[Dataset records]
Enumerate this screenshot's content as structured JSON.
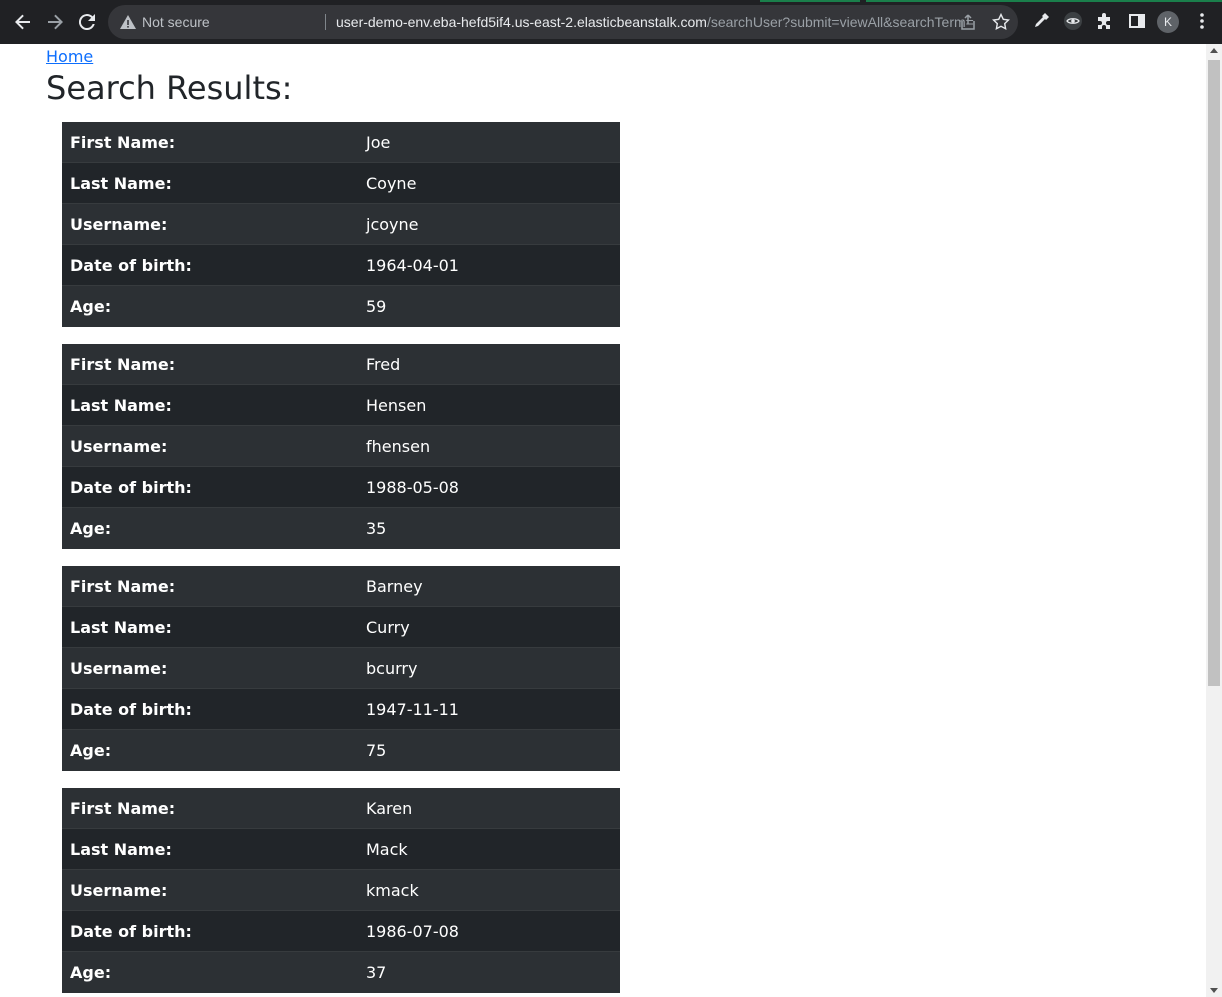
{
  "browser": {
    "security_label": "Not secure",
    "url_host": "user-demo-env.eba-hefd5if4.us-east-2.elasticbeanstalk.com",
    "url_path": "/searchUser?submit=viewAll&searchTerm=",
    "profile_initial": "K"
  },
  "page": {
    "home_link": "Home",
    "title": "Search Results:"
  },
  "field_labels": {
    "first_name": "First Name:",
    "last_name": "Last Name:",
    "username": "Username:",
    "dob": "Date of birth:",
    "age": "Age:"
  },
  "users": [
    {
      "first_name": "Joe",
      "last_name": "Coyne",
      "username": "jcoyne",
      "dob": "1964-04-01",
      "age": "59"
    },
    {
      "first_name": "Fred",
      "last_name": "Hensen",
      "username": "fhensen",
      "dob": "1988-05-08",
      "age": "35"
    },
    {
      "first_name": "Barney",
      "last_name": "Curry",
      "username": "bcurry",
      "dob": "1947-11-11",
      "age": "75"
    },
    {
      "first_name": "Karen",
      "last_name": "Mack",
      "username": "kmack",
      "dob": "1986-07-08",
      "age": "37"
    }
  ],
  "colors": {
    "table_dark": "#212529",
    "table_stripe": "#2c3034",
    "link": "#0d6efd",
    "chrome_bg": "#202124"
  }
}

**Written exercise**
Transcribe every record above exactly, leaving out the pictures.

**Solution for this problem**
Enumerate this screenshot's content as structured JSON.
{
  "browser": {
    "security_label": "Not secure",
    "url_host": "user-demo-env.eba-hefd5if4.us-east-2.elasticbeanstalk.com",
    "url_path": "/searchUser?submit=viewAll&searchTerm=",
    "profile_initial": "K"
  },
  "page": {
    "home_link": "Home",
    "title": "Search Results:"
  },
  "field_labels": {
    "first_name": "First Name:",
    "last_name": "Last Name:",
    "username": "Username:",
    "dob": "Date of birth:",
    "age": "Age:"
  },
  "users": [
    {
      "first_name": "Joe",
      "last_name": "Coyne",
      "username": "jcoyne",
      "dob": "1964-04-01",
      "age": "59"
    },
    {
      "first_name": "Fred",
      "last_name": "Hensen",
      "username": "fhensen",
      "dob": "1988-05-08",
      "age": "35"
    },
    {
      "first_name": "Barney",
      "last_name": "Curry",
      "username": "bcurry",
      "dob": "1947-11-11",
      "age": "75"
    },
    {
      "first_name": "Karen",
      "last_name": "Mack",
      "username": "kmack",
      "dob": "1986-07-08",
      "age": "37"
    }
  ],
  "colors": {
    "table_dark": "#212529",
    "table_stripe": "#2c3034",
    "link": "#0d6efd",
    "chrome_bg": "#202124"
  }
}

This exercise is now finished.